■ **PROBLEM TO WORK ON**:
Find all the lines with "JSON" and gather them.

■ **EXTRACTED INFORMATION**:
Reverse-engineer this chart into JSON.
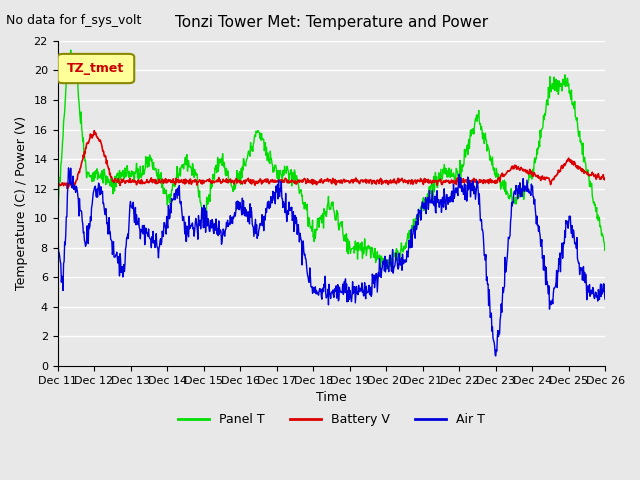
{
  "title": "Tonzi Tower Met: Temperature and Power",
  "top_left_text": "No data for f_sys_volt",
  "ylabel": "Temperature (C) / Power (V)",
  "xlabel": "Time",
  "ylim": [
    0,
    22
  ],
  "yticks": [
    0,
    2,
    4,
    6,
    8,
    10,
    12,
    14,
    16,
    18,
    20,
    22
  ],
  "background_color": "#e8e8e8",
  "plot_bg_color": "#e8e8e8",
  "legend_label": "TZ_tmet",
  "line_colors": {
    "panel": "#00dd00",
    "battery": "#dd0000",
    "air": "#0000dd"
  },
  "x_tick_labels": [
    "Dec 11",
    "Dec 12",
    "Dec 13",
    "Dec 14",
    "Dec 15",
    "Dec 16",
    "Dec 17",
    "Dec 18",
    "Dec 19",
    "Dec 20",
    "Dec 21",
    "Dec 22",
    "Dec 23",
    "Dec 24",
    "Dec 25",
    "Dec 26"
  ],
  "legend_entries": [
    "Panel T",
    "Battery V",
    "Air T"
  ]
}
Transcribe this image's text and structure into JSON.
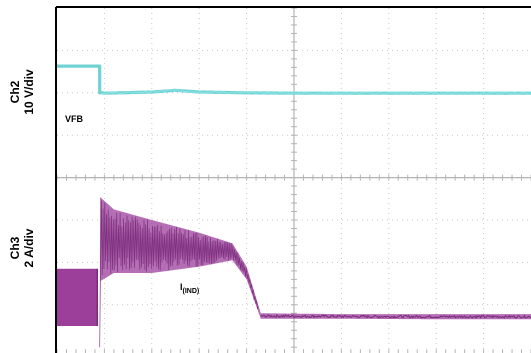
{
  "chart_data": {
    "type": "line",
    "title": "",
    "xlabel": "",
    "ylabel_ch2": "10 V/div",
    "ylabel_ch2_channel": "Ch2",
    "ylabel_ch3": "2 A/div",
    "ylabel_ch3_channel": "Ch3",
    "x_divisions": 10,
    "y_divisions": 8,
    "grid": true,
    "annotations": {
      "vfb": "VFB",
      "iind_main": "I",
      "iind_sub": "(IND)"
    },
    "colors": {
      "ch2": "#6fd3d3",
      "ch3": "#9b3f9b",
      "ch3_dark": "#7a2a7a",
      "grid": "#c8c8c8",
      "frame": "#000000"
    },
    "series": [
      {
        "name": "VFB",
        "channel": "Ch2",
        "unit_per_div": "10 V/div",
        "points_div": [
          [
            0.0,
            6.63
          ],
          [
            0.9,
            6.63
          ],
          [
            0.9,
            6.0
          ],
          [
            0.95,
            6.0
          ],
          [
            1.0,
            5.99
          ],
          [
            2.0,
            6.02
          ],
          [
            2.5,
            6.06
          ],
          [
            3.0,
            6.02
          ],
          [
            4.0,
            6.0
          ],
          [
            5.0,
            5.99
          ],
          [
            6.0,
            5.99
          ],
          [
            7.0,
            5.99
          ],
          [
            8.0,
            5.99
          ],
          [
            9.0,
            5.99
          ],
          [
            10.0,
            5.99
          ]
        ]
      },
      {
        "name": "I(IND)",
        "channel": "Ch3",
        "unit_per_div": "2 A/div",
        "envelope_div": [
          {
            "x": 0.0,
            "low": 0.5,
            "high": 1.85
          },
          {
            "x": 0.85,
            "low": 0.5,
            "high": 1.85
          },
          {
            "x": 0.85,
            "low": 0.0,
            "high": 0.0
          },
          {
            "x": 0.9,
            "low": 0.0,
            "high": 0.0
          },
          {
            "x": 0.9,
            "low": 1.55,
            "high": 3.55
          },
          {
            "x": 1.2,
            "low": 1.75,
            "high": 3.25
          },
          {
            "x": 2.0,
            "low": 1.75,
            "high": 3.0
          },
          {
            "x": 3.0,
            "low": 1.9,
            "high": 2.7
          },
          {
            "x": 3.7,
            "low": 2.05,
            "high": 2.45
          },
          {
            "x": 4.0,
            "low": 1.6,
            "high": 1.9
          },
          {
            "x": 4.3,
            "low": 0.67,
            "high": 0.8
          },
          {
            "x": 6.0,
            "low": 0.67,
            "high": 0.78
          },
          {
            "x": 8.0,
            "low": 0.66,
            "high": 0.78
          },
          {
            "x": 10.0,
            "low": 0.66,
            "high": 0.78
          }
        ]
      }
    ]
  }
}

* * *

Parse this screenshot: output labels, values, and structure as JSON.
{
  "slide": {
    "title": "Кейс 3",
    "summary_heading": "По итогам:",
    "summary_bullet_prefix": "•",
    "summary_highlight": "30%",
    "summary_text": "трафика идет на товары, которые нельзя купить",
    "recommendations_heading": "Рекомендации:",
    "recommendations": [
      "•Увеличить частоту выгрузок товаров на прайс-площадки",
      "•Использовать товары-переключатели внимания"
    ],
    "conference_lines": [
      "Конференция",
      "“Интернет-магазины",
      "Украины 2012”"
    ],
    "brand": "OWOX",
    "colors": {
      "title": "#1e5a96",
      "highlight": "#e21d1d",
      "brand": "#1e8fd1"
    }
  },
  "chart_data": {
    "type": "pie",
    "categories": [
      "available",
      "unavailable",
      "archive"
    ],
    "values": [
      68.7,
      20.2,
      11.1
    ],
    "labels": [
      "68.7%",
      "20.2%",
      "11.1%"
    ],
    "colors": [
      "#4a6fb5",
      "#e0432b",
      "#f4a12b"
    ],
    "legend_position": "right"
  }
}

■ **FULL ANSWER**:
Reverse-engineer this chart into JSON.
Transcribe this image's text and structure into JSON.
Parse this screenshot: output labels, values, and structure as JSON.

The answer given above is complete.